SET EXERCISE: Output the data below in full, byte for byte. Nothing may differ.

RECORDS FOR THE EXERCISE:

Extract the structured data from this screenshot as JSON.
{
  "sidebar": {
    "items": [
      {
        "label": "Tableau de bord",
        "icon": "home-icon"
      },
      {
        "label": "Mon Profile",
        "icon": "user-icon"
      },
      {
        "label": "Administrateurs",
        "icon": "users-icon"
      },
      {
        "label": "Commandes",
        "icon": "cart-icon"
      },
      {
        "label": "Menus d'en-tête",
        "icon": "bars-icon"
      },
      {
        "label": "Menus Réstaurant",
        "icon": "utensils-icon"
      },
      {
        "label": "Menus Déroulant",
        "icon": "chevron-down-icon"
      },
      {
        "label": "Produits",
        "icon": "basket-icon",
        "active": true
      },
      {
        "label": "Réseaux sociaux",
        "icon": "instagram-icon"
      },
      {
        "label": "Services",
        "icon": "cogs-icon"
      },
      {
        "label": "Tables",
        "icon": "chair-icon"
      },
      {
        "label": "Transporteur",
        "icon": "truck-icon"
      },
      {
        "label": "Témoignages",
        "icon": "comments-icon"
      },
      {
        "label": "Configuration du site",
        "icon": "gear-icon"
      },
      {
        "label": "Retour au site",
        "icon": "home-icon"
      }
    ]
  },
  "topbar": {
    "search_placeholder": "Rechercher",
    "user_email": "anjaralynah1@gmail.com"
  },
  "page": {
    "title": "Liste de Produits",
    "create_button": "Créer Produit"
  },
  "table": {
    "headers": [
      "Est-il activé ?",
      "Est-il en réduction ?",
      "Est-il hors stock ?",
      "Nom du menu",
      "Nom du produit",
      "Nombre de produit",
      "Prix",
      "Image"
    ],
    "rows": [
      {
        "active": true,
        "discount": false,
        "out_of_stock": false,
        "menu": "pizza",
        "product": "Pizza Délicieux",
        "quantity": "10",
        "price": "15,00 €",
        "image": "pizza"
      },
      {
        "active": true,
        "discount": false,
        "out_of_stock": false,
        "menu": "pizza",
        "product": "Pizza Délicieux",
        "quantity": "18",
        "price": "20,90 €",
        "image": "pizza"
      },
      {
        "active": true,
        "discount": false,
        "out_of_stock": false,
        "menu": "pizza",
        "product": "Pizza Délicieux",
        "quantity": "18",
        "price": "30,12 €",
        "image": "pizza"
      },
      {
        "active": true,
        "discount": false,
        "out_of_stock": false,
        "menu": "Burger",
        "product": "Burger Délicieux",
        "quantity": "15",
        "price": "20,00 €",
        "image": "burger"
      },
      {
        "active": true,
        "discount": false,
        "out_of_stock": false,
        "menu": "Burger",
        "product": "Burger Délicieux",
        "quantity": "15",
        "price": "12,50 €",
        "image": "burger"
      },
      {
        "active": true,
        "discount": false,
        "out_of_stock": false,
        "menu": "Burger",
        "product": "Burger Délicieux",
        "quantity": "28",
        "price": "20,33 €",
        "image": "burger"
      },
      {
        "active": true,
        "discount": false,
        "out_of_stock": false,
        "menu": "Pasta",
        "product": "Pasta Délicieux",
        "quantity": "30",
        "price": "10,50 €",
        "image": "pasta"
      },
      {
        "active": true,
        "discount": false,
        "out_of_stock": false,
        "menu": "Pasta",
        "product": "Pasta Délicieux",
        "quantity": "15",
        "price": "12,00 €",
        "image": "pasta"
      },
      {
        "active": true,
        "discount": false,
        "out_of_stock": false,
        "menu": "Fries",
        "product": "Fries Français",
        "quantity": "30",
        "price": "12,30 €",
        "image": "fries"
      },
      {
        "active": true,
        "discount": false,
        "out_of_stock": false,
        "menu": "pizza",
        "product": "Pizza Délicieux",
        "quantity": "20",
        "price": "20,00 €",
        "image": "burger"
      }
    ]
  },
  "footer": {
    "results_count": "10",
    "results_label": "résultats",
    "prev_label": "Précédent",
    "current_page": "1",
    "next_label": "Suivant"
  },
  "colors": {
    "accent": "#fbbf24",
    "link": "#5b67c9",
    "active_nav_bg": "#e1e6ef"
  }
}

ANSWER FOR THIS EXERCISE:
Extract the structured data from this screenshot as JSON.
{
  "sidebar": {
    "items": [
      {
        "label": "Tableau de bord",
        "icon": "home-icon"
      },
      {
        "label": "Mon Profile",
        "icon": "user-icon"
      },
      {
        "label": "Administrateurs",
        "icon": "users-icon"
      },
      {
        "label": "Commandes",
        "icon": "cart-icon"
      },
      {
        "label": "Menus d'en-tête",
        "icon": "bars-icon"
      },
      {
        "label": "Menus Réstaurant",
        "icon": "utensils-icon"
      },
      {
        "label": "Menus Déroulant",
        "icon": "chevron-down-icon"
      },
      {
        "label": "Produits",
        "icon": "basket-icon",
        "active": true
      },
      {
        "label": "Réseaux sociaux",
        "icon": "instagram-icon"
      },
      {
        "label": "Services",
        "icon": "cogs-icon"
      },
      {
        "label": "Tables",
        "icon": "chair-icon"
      },
      {
        "label": "Transporteur",
        "icon": "truck-icon"
      },
      {
        "label": "Témoignages",
        "icon": "comments-icon"
      },
      {
        "label": "Configuration du site",
        "icon": "gear-icon"
      },
      {
        "label": "Retour au site",
        "icon": "home-icon"
      }
    ]
  },
  "topbar": {
    "search_placeholder": "Rechercher",
    "user_email": "anjaralynah1@gmail.com"
  },
  "page": {
    "title": "Liste de Produits",
    "create_button": "Créer Produit"
  },
  "table": {
    "headers": [
      "Est-il activé ?",
      "Est-il en réduction ?",
      "Est-il hors stock ?",
      "Nom du menu",
      "Nom du produit",
      "Nombre de produit",
      "Prix",
      "Image"
    ],
    "rows": [
      {
        "active": true,
        "discount": false,
        "out_of_stock": false,
        "menu": "pizza",
        "product": "Pizza Délicieux",
        "quantity": "10",
        "price": "15,00 €",
        "image": "pizza"
      },
      {
        "active": true,
        "discount": false,
        "out_of_stock": false,
        "menu": "pizza",
        "product": "Pizza Délicieux",
        "quantity": "18",
        "price": "20,90 €",
        "image": "pizza"
      },
      {
        "active": true,
        "discount": false,
        "out_of_stock": false,
        "menu": "pizza",
        "product": "Pizza Délicieux",
        "quantity": "18",
        "price": "30,12 €",
        "image": "pizza"
      },
      {
        "active": true,
        "discount": false,
        "out_of_stock": false,
        "menu": "Burger",
        "product": "Burger Délicieux",
        "quantity": "15",
        "price": "20,00 €",
        "image": "burger"
      },
      {
        "active": true,
        "discount": false,
        "out_of_stock": false,
        "menu": "Burger",
        "product": "Burger Délicieux",
        "quantity": "15",
        "price": "12,50 €",
        "image": "burger"
      },
      {
        "active": true,
        "discount": false,
        "out_of_stock": false,
        "menu": "Burger",
        "product": "Burger Délicieux",
        "quantity": "28",
        "price": "20,33 €",
        "image": "burger"
      },
      {
        "active": true,
        "discount": false,
        "out_of_stock": false,
        "menu": "Pasta",
        "product": "Pasta Délicieux",
        "quantity": "30",
        "price": "10,50 €",
        "image": "pasta"
      },
      {
        "active": true,
        "discount": false,
        "out_of_stock": false,
        "menu": "Pasta",
        "product": "Pasta Délicieux",
        "quantity": "15",
        "price": "12,00 €",
        "image": "pasta"
      },
      {
        "active": true,
        "discount": false,
        "out_of_stock": false,
        "menu": "Fries",
        "product": "Fries Français",
        "quantity": "30",
        "price": "12,30 €",
        "image": "fries"
      },
      {
        "active": true,
        "discount": false,
        "out_of_stock": false,
        "menu": "pizza",
        "product": "Pizza Délicieux",
        "quantity": "20",
        "price": "20,00 €",
        "image": "burger"
      }
    ]
  },
  "footer": {
    "results_count": "10",
    "results_label": "résultats",
    "prev_label": "Précédent",
    "current_page": "1",
    "next_label": "Suivant"
  },
  "colors": {
    "accent": "#fbbf24",
    "link": "#5b67c9",
    "active_nav_bg": "#e1e6ef"
  }
}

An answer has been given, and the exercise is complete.